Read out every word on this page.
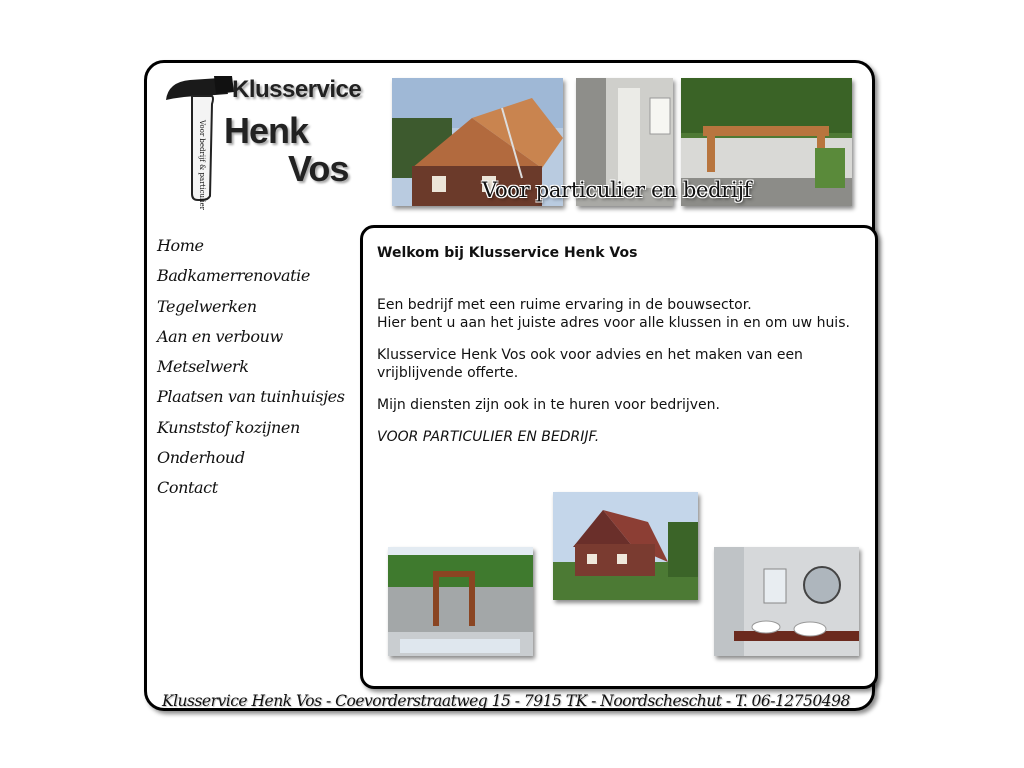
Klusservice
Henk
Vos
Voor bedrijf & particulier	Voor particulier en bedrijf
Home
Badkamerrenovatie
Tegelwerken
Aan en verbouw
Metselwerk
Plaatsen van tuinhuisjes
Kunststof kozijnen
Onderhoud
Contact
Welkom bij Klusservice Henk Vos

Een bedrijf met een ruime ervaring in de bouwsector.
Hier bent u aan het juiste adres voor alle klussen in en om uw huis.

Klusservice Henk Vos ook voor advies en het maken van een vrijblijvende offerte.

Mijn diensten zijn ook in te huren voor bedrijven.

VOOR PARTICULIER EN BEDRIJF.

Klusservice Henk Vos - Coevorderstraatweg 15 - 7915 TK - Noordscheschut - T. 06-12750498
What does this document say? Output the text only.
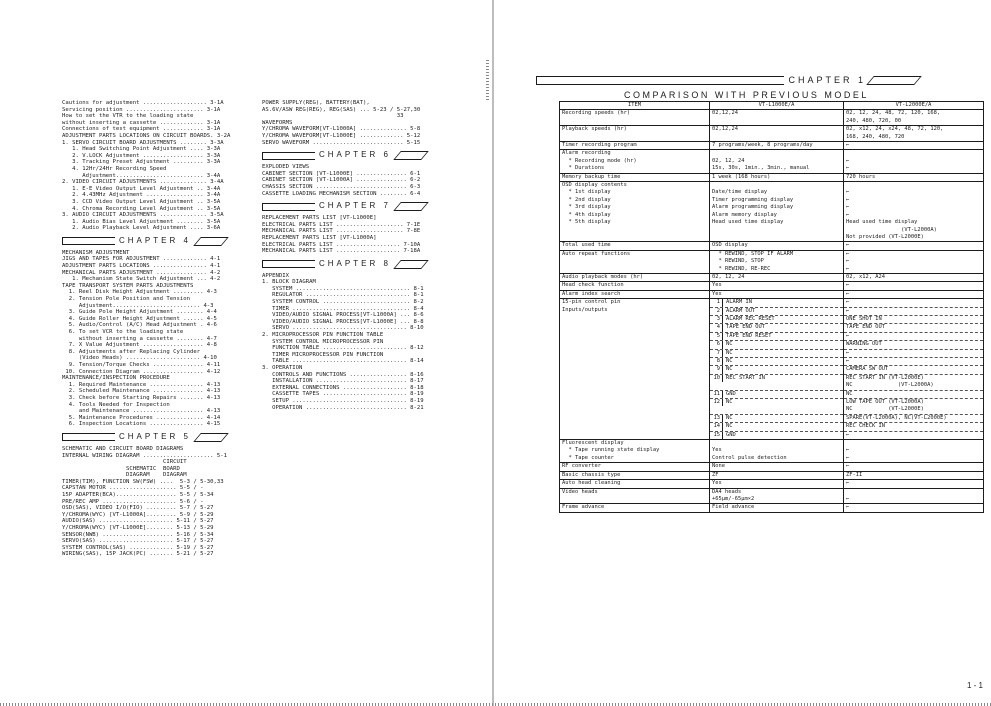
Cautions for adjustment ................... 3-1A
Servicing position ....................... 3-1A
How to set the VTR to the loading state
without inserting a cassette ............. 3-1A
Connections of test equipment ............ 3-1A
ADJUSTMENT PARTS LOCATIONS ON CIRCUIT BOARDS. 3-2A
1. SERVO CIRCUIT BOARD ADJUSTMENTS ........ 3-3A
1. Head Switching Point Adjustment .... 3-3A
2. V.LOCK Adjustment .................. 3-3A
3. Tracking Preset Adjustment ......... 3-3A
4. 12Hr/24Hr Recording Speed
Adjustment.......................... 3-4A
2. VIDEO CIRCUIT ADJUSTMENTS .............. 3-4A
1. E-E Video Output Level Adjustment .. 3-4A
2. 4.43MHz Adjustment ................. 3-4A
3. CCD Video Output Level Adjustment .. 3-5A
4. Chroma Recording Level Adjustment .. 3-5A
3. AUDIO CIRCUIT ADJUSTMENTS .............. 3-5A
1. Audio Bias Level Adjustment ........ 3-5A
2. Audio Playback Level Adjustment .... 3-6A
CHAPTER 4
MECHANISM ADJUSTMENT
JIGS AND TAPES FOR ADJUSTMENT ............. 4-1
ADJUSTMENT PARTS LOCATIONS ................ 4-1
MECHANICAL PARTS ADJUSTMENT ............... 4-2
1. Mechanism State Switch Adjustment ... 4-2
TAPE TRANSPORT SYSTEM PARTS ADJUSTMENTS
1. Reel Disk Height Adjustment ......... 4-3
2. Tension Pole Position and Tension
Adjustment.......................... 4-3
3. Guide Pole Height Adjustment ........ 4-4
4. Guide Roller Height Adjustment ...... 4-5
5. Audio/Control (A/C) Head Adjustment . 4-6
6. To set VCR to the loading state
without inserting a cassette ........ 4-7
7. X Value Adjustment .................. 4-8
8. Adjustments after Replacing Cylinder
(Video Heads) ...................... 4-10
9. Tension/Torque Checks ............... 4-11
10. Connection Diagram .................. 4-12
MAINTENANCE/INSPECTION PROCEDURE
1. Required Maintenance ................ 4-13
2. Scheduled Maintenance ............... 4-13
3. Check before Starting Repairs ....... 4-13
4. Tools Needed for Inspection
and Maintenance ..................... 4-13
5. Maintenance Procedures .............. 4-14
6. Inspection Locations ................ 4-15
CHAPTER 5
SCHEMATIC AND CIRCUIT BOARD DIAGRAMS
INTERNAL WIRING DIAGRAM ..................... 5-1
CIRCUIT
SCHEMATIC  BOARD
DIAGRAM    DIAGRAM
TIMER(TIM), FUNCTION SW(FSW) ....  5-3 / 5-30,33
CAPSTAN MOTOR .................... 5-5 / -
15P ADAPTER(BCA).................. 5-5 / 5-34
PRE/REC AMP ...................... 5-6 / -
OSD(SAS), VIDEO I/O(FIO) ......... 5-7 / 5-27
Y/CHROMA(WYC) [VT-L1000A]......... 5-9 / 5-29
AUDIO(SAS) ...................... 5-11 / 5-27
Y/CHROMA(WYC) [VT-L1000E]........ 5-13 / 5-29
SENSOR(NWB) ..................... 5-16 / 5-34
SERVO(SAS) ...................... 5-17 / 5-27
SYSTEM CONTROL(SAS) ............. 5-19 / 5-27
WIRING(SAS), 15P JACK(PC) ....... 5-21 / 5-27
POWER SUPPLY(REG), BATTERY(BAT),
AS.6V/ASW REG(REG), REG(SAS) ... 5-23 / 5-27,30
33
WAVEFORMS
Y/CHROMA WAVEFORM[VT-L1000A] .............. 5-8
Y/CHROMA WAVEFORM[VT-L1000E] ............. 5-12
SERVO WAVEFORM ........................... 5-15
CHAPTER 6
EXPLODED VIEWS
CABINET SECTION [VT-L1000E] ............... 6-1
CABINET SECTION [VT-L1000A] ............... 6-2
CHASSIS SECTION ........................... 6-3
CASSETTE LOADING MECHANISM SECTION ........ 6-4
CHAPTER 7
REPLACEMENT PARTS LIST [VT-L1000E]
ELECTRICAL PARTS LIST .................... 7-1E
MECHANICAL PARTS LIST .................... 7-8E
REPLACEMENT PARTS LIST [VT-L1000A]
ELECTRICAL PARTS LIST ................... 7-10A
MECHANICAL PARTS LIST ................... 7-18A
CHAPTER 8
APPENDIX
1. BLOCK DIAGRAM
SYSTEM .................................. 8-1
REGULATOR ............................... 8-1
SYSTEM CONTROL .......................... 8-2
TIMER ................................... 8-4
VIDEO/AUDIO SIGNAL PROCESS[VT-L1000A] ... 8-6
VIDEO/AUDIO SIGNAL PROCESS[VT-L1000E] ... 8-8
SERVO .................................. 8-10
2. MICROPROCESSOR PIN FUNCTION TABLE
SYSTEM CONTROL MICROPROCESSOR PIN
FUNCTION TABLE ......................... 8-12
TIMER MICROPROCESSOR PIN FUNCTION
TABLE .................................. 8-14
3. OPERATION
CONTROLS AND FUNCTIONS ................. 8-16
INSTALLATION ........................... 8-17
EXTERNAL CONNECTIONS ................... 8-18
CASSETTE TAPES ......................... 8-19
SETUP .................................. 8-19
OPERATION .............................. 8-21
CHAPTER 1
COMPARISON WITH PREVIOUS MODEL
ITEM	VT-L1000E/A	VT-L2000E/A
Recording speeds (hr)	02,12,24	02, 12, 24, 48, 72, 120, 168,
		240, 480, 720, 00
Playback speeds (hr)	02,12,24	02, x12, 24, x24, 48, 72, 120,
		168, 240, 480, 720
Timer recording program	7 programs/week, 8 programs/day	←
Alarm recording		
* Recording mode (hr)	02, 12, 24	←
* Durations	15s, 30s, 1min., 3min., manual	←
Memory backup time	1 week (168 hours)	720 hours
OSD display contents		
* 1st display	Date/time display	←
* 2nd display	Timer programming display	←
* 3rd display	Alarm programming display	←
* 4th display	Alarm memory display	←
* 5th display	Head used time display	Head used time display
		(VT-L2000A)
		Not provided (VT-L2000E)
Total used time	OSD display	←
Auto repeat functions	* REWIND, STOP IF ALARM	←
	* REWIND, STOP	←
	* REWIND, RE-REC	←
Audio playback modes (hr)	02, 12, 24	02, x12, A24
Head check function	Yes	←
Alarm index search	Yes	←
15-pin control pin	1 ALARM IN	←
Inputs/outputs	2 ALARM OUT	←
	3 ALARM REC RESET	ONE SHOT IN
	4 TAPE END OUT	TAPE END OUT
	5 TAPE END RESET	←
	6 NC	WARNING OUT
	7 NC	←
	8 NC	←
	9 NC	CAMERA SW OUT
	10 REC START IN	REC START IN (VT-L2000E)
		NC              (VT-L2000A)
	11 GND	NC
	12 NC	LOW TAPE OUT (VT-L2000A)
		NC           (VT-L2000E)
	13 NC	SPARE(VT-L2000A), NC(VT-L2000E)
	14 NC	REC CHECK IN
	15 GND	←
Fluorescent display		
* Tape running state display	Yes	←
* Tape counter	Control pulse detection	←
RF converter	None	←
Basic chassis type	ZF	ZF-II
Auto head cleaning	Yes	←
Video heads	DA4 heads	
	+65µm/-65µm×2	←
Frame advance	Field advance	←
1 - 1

---

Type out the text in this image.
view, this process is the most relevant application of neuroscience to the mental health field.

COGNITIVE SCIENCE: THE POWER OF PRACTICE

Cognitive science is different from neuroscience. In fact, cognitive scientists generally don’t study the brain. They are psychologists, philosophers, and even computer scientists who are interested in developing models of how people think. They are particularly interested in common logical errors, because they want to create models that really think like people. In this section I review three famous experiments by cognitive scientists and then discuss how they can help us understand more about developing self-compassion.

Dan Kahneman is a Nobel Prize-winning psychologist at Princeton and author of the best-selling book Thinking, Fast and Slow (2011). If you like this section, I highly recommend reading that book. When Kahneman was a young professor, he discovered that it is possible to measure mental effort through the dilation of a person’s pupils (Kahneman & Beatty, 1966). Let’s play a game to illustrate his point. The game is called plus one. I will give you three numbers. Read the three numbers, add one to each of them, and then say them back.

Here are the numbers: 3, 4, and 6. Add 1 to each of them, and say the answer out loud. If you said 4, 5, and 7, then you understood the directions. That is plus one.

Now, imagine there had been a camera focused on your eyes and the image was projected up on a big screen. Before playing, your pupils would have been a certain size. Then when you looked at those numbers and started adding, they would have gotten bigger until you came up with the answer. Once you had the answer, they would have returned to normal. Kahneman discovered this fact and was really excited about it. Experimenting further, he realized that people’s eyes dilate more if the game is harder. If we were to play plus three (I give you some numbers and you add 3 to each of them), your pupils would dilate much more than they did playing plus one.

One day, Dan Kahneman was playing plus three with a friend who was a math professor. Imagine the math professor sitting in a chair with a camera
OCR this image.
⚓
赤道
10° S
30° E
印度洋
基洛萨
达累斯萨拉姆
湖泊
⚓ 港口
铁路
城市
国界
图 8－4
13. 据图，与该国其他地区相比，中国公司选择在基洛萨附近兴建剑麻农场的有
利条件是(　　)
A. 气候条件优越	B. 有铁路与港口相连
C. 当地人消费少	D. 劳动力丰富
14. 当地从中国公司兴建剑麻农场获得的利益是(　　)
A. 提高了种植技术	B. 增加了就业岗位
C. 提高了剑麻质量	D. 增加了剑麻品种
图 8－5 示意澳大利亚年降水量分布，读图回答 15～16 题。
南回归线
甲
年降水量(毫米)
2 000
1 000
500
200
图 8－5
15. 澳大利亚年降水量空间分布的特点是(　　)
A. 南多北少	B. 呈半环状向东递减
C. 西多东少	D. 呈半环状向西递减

...

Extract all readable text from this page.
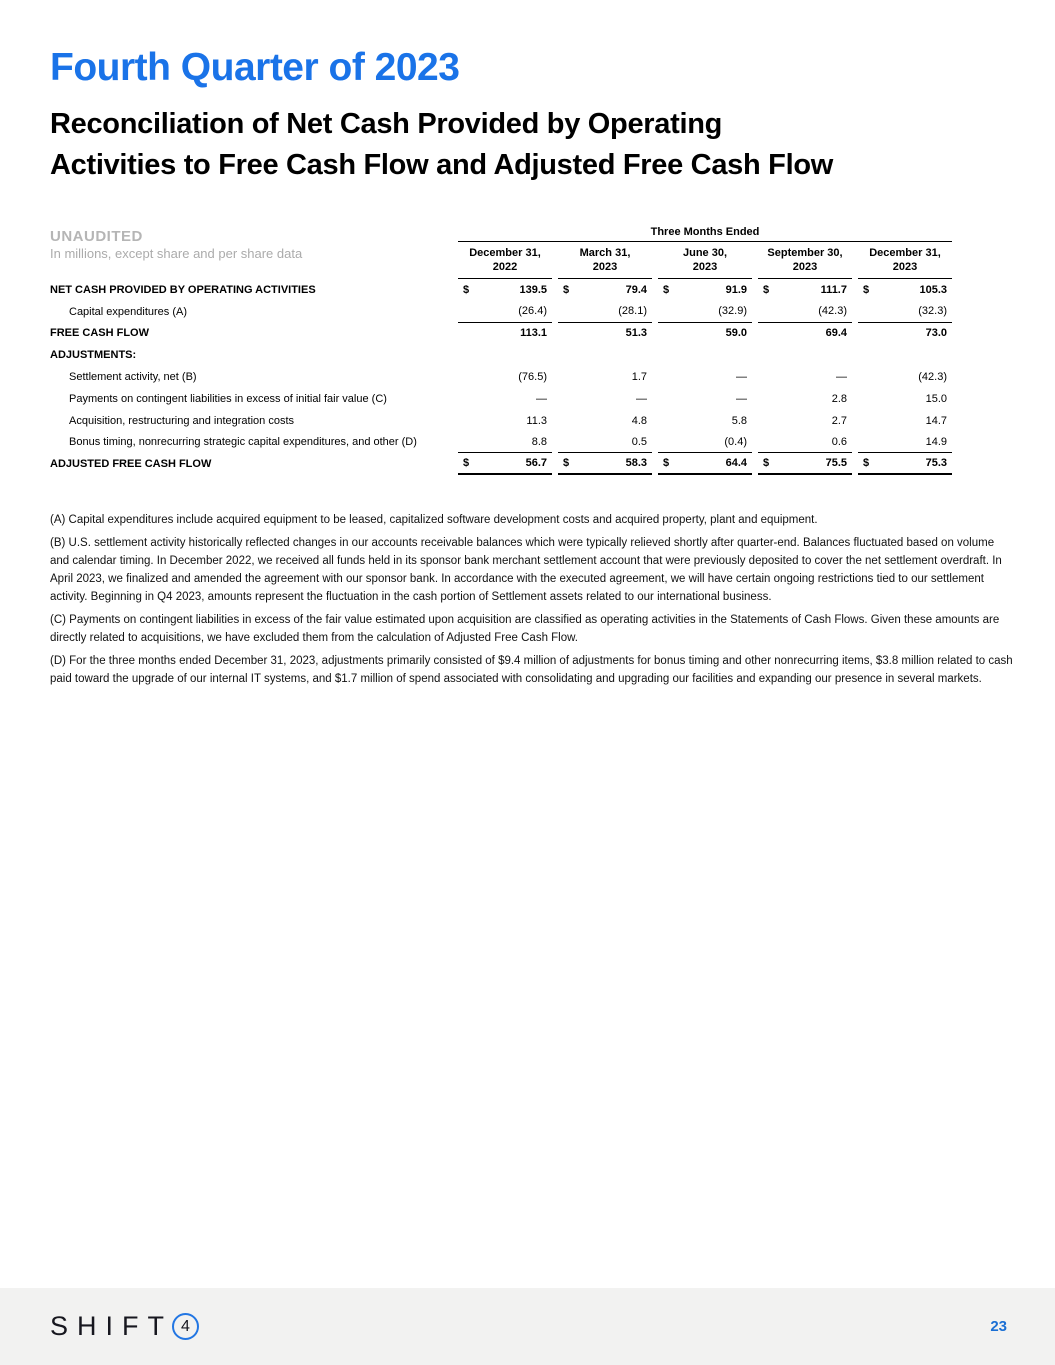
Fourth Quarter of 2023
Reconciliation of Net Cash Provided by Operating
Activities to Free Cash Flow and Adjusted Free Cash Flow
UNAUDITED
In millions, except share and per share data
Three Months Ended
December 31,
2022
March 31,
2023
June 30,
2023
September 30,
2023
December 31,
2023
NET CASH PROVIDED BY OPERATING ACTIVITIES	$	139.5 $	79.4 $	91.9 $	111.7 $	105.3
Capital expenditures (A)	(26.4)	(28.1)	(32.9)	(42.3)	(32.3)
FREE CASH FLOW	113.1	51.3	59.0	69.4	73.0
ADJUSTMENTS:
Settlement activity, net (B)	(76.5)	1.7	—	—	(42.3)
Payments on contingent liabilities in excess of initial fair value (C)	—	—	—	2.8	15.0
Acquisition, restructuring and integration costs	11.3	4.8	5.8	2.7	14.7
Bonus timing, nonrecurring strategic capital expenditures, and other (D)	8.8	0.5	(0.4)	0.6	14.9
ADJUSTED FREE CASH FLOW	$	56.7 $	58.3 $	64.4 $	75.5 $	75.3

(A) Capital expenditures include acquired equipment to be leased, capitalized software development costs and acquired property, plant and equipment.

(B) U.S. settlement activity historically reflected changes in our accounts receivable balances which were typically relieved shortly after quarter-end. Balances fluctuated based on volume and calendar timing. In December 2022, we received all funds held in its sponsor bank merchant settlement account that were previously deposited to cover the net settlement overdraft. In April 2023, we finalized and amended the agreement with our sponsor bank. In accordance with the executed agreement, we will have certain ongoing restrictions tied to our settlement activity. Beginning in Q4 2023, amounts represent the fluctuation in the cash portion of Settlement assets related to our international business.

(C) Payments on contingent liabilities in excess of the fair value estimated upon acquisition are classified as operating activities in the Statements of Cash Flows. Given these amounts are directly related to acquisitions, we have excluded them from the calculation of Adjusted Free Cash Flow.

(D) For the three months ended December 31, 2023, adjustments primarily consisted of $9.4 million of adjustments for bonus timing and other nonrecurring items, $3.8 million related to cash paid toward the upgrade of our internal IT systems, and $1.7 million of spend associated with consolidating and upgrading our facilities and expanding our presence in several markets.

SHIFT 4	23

■ **Task requirements**
Count up the lines in the listing that hold the word "equipment", and give that number only.

■ **Full response**
2